▶

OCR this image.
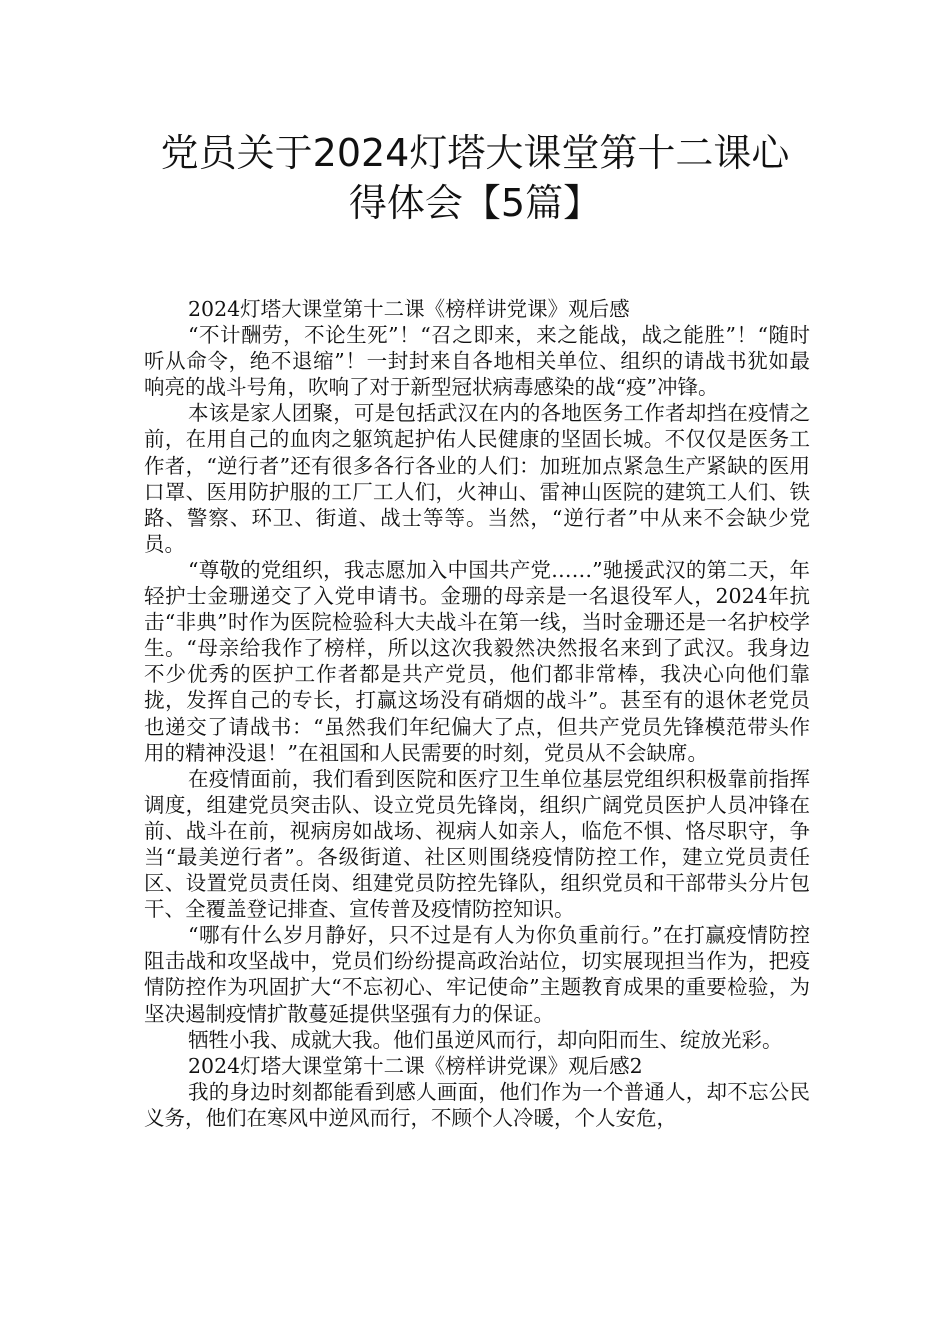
党员关于2024灯塔大课堂第十二课心
得体会【5篇】

2024灯塔大课堂第十二课《榜样讲党课》观后感

“不计酬劳，不论生死”！“召之即来，来之能战，战之能胜”！“随时听从命令，绝不退缩”！一封封来自各地相关单位、组织的请战书犹如最响亮的战斗号角，吹响了对于新型冠状病毒感染的战“疫”冲锋。

本该是家人团聚，可是包括武汉在内的各地医务工作者却挡在疫情之前，在用自己的血肉之躯筑起护佑人民健康的坚固长城。不仅仅是医务工作者，“逆行者”还有很多各行各业的人们：加班加点紧急生产紧缺的医用口罩、医用防护服的工厂工人们，火神山、雷神山医院的建筑工人们、铁路、警察、环卫、街道、战士等等。当然，“逆行者”中从来不会缺少党员。

“尊敬的党组织，我志愿加入中国共产党……”驰援武汉的第二天，年轻护士金珊递交了入党申请书。金珊的母亲是一名退役军人，2024年抗击“非典”时作为医院检验科大夫战斗在第一线，当时金珊还是一名护校学生。“母亲给我作了榜样，所以这次我毅然决然报名来到了武汉。我身边不少优秀的医护工作者都是共产党员，他们都非常棒，我决心向他们靠拢，发挥自己的专长，打赢这场没有硝烟的战斗”。甚至有的退休老党员也递交了请战书：“虽然我们年纪偏大了点，但共产党员先锋模范带头作用的精神没退！”在祖国和人民需要的时刻，党员从不会缺席。

在疫情面前，我们看到医院和医疗卫生单位基层党组织积极靠前指挥调度，组建党员突击队、设立党员先锋岗，组织广阔党员医护人员冲锋在前、战斗在前，视病房如战场、视病人如亲人，临危不惧、恪尽职守，争当“最美逆行者”。各级街道、社区则围绕疫情防控工作，建立党员责任区、设置党员责任岗、组建党员防控先锋队，组织党员和干部带头分片包干、全覆盖登记排查、宣传普及疫情防控知识。

“哪有什么岁月静好，只不过是有人为你负重前行。”在打赢疫情防控阻击战和攻坚战中，党员们纷纷提高政治站位，切实展现担当作为，把疫情防控作为巩固扩大“不忘初心、牢记使命”主题教育成果的重要检验，为坚决遏制疫情扩散蔓延提供坚强有力的保证。

牺牲小我、成就大我。他们虽逆风而行，却向阳而生、绽放光彩。

2024灯塔大课堂第十二课《榜样讲党课》观后感2

我的身边时刻都能看到感人画面，他们作为一个普通人，却不忘公民义务，他们在寒风中逆风而行，不顾个人冷暖，个人安危，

◀

■ WRITTEN EXERCISE ■
Print all of the entries word for word. Skip any images they contain.

■ EXPECTED ANSWER ■
OCR this image.
党员关于2024灯塔大课堂第十二课心
得体会【5篇】

2024灯塔大课堂第十二课《榜样讲党课》观后感

“不计酬劳，不论生死”！“召之即来，来之能战，战之能胜”！“随时听从命令，绝不退缩”！一封封来自各地相关单位、组织的请战书犹如最响亮的战斗号角，吹响了对于新型冠状病毒感染的战“疫”冲锋。

本该是家人团聚，可是包括武汉在内的各地医务工作者却挡在疫情之前，在用自己的血肉之躯筑起护佑人民健康的坚固长城。不仅仅是医务工作者，“逆行者”还有很多各行各业的人们：加班加点紧急生产紧缺的医用口罩、医用防护服的工厂工人们，火神山、雷神山医院的建筑工人们、铁路、警察、环卫、街道、战士等等。当然，“逆行者”中从来不会缺少党员。

“尊敬的党组织，我志愿加入中国共产党……”驰援武汉的第二天，年轻护士金珊递交了入党申请书。金珊的母亲是一名退役军人，2024年抗击“非典”时作为医院检验科大夫战斗在第一线，当时金珊还是一名护校学生。“母亲给我作了榜样，所以这次我毅然决然报名来到了武汉。我身边不少优秀的医护工作者都是共产党员，他们都非常棒，我决心向他们靠拢，发挥自己的专长，打赢这场没有硝烟的战斗”。甚至有的退休老党员也递交了请战书：“虽然我们年纪偏大了点，但共产党员先锋模范带头作用的精神没退！”在祖国和人民需要的时刻，党员从不会缺席。

在疫情面前，我们看到医院和医疗卫生单位基层党组织积极靠前指挥调度，组建党员突击队、设立党员先锋岗，组织广阔党员医护人员冲锋在前、战斗在前，视病房如战场、视病人如亲人，临危不惧、恪尽职守，争当“最美逆行者”。各级街道、社区则围绕疫情防控工作，建立党员责任区、设置党员责任岗、组建党员防控先锋队，组织党员和干部带头分片包干、全覆盖登记排查、宣传普及疫情防控知识。

“哪有什么岁月静好，只不过是有人为你负重前行。”在打赢疫情防控阻击战和攻坚战中，党员们纷纷提高政治站位，切实展现担当作为，把疫情防控作为巩固扩大“不忘初心、牢记使命”主题教育成果的重要检验，为坚决遏制疫情扩散蔓延提供坚强有力的保证。

牺牲小我、成就大我。他们虽逆风而行，却向阳而生、绽放光彩。

2024灯塔大课堂第十二课《榜样讲党课》观后感2

我的身边时刻都能看到感人画面，他们作为一个普通人，却不忘公民义务，他们在寒风中逆风而行，不顾个人冷暖，个人安危，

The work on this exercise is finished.